**Items:**
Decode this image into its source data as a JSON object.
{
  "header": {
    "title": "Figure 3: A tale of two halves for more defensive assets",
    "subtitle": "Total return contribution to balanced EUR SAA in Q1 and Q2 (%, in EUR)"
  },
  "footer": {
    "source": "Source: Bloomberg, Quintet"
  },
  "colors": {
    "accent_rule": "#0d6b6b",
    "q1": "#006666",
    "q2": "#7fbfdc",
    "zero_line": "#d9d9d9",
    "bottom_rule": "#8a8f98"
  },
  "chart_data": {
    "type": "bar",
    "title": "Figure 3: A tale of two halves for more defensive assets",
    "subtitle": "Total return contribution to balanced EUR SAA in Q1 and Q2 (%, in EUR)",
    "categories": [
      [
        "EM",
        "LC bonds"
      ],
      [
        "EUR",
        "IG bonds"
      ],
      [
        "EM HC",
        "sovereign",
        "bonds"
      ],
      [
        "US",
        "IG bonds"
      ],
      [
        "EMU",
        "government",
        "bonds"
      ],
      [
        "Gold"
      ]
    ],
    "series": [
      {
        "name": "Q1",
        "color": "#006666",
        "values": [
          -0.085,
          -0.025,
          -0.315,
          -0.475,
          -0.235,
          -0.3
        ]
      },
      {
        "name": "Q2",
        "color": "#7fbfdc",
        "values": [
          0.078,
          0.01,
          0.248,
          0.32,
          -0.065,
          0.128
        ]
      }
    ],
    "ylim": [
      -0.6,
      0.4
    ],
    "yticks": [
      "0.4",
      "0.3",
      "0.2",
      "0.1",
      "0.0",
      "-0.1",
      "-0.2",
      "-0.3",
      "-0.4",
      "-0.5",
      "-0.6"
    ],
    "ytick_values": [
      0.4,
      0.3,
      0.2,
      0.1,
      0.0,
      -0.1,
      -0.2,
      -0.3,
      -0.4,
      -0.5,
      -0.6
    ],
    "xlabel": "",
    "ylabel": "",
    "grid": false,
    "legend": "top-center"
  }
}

**Brief:**
From the records above, extract everything verbatim.

**Completed task:**
Decode this image into its source data as a JSON object.
{
  "header": {
    "title": "Figure 3: A tale of two halves for more defensive assets",
    "subtitle": "Total return contribution to balanced EUR SAA in Q1 and Q2 (%, in EUR)"
  },
  "footer": {
    "source": "Source: Bloomberg, Quintet"
  },
  "colors": {
    "accent_rule": "#0d6b6b",
    "q1": "#006666",
    "q2": "#7fbfdc",
    "zero_line": "#d9d9d9",
    "bottom_rule": "#8a8f98"
  },
  "chart_data": {
    "type": "bar",
    "title": "Figure 3: A tale of two halves for more defensive assets",
    "subtitle": "Total return contribution to balanced EUR SAA in Q1 and Q2 (%, in EUR)",
    "categories": [
      [
        "EM",
        "LC bonds"
      ],
      [
        "EUR",
        "IG bonds"
      ],
      [
        "EM HC",
        "sovereign",
        "bonds"
      ],
      [
        "US",
        "IG bonds"
      ],
      [
        "EMU",
        "government",
        "bonds"
      ],
      [
        "Gold"
      ]
    ],
    "series": [
      {
        "name": "Q1",
        "color": "#006666",
        "values": [
          -0.085,
          -0.025,
          -0.315,
          -0.475,
          -0.235,
          -0.3
        ]
      },
      {
        "name": "Q2",
        "color": "#7fbfdc",
        "values": [
          0.078,
          0.01,
          0.248,
          0.32,
          -0.065,
          0.128
        ]
      }
    ],
    "ylim": [
      -0.6,
      0.4
    ],
    "yticks": [
      "0.4",
      "0.3",
      "0.2",
      "0.1",
      "0.0",
      "-0.1",
      "-0.2",
      "-0.3",
      "-0.4",
      "-0.5",
      "-0.6"
    ],
    "ytick_values": [
      0.4,
      0.3,
      0.2,
      0.1,
      0.0,
      -0.1,
      -0.2,
      -0.3,
      -0.4,
      -0.5,
      -0.6
    ],
    "xlabel": "",
    "ylabel": "",
    "grid": false,
    "legend": "top-center"
  }
}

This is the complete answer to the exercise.